Data lines:
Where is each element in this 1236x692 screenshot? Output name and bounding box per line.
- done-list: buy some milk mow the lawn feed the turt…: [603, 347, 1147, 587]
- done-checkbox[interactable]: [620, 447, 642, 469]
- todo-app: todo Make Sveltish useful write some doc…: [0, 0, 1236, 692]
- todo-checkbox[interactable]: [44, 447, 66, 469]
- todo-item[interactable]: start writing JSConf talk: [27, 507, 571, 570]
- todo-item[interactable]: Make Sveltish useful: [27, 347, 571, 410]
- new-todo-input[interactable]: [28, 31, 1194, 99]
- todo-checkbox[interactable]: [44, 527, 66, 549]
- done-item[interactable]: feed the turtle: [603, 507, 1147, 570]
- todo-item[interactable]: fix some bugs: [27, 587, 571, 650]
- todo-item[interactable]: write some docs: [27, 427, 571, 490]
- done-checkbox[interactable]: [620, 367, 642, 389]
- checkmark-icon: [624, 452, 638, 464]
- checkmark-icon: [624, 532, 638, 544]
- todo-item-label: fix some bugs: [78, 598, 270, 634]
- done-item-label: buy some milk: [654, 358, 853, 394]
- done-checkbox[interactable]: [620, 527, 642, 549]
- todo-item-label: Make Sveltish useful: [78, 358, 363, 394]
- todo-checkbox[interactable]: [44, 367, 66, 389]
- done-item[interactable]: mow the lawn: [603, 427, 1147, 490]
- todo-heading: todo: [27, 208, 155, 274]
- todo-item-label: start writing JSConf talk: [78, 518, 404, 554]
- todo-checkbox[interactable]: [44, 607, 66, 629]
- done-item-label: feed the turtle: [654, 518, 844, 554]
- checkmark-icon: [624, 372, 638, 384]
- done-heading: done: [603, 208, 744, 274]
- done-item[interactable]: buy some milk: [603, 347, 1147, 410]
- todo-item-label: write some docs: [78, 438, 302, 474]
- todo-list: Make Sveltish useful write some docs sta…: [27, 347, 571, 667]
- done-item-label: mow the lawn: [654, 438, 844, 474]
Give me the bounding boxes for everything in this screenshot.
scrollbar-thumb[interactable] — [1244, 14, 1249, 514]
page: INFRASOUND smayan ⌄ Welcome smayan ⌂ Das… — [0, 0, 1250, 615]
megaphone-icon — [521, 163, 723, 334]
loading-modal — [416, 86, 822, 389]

Set task: Rewrite all the rows above, replacing "screenshot" with "screen capture" and leaving everything else unchanged.

Finished exercise:
Where is each element in this 1236x692 screen capture? Output name and bounding box per line.
- done-list: buy some milk mow the lawn feed the turt…: [603, 347, 1147, 587]
- done-checkbox[interactable]: [620, 447, 642, 469]
- todo-app: todo Make Sveltish useful write some doc…: [0, 0, 1236, 692]
- todo-checkbox[interactable]: [44, 447, 66, 469]
- todo-item[interactable]: start writing JSConf talk: [27, 507, 571, 570]
- todo-item[interactable]: Make Sveltish useful: [27, 347, 571, 410]
- new-todo-input[interactable]: [28, 31, 1194, 99]
- todo-checkbox[interactable]: [44, 527, 66, 549]
- done-item[interactable]: feed the turtle: [603, 507, 1147, 570]
- todo-item[interactable]: fix some bugs: [27, 587, 571, 650]
- todo-item[interactable]: write some docs: [27, 427, 571, 490]
- done-checkbox[interactable]: [620, 367, 642, 389]
- checkmark-icon: [624, 452, 638, 464]
- checkmark-icon: [624, 532, 638, 544]
- todo-item-label: fix some bugs: [78, 598, 270, 634]
- done-item-label: buy some milk: [654, 358, 853, 394]
- done-checkbox[interactable]: [620, 527, 642, 549]
- todo-item-label: Make Sveltish useful: [78, 358, 363, 394]
- todo-checkbox[interactable]: [44, 367, 66, 389]
- done-item[interactable]: mow the lawn: [603, 427, 1147, 490]
- todo-heading: todo: [27, 208, 155, 274]
- todo-item-label: start writing JSConf talk: [78, 518, 404, 554]
- todo-checkbox[interactable]: [44, 607, 66, 629]
- done-item-label: feed the turtle: [654, 518, 844, 554]
- checkmark-icon: [624, 372, 638, 384]
- done-heading: done: [603, 208, 744, 274]
- done-item[interactable]: buy some milk: [603, 347, 1147, 410]
- todo-item-label: write some docs: [78, 438, 302, 474]
- todo-list: Make Sveltish useful write some docs sta…: [27, 347, 571, 667]
- done-item-label: mow the lawn: [654, 438, 844, 474]
Give me the bounding boxes for everything in this screen capture.
scrollbar-thumb[interactable] — [1244, 14, 1249, 514]
page: INFRASOUND smayan ⌄ Welcome smayan ⌂ Das… — [0, 0, 1250, 615]
megaphone-icon — [521, 163, 723, 334]
loading-modal — [416, 86, 822, 389]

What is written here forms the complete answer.